RECORDS FOR THIS TASK:
********
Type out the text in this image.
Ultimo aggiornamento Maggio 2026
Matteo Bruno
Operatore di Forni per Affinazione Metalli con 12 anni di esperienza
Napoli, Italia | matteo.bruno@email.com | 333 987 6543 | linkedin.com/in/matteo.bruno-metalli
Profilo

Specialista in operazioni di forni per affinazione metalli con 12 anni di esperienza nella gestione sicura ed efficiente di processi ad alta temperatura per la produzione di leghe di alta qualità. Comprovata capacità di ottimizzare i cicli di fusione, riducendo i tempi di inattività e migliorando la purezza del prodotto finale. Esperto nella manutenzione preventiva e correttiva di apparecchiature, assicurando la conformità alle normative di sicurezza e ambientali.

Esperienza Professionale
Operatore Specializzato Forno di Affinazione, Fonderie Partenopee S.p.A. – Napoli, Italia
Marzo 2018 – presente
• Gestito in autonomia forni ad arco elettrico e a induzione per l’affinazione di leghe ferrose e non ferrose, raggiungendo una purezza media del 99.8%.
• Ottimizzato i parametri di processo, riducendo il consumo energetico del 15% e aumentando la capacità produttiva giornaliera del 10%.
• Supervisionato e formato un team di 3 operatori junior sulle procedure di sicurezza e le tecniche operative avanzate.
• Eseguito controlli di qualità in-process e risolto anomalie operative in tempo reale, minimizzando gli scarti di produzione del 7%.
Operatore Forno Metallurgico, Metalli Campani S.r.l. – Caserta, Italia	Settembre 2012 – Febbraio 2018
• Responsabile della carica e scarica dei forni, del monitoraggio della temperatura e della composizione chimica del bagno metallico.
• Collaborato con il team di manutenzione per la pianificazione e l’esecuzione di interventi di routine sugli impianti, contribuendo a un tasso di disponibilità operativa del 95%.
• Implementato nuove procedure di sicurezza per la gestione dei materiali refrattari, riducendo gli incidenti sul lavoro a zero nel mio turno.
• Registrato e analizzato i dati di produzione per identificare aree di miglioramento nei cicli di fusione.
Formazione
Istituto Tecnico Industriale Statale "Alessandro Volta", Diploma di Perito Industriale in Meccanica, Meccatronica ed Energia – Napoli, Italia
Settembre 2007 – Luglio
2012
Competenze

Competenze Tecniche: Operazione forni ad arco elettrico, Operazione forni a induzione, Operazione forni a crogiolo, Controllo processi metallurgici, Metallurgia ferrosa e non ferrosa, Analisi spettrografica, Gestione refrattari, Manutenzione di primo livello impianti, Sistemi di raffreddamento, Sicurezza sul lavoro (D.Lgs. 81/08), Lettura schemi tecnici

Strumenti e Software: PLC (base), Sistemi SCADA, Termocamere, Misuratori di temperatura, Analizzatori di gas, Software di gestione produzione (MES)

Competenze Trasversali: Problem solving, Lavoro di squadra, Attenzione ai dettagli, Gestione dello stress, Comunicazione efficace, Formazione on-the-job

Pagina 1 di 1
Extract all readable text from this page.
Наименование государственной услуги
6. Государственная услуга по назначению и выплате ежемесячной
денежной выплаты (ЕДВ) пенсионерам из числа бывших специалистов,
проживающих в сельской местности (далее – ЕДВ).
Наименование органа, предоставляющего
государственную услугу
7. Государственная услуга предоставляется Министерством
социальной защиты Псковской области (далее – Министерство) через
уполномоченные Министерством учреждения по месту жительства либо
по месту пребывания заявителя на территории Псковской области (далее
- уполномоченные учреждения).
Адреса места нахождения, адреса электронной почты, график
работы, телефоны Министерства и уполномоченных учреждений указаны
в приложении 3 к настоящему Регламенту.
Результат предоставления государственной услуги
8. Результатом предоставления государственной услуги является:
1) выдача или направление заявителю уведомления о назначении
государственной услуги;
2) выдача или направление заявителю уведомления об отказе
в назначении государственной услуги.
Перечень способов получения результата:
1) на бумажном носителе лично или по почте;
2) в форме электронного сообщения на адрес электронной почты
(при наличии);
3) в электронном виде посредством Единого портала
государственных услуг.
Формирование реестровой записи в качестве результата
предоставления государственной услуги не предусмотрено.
********
THE PROBLEM: Using the listing, collect all lines in which the string "выдача" is found.

SOLUTION TO THIS EXERCISE:
1) выдача или направление заявителю уведомления о назначении
2) выдача или направление заявителю уведомления об отказе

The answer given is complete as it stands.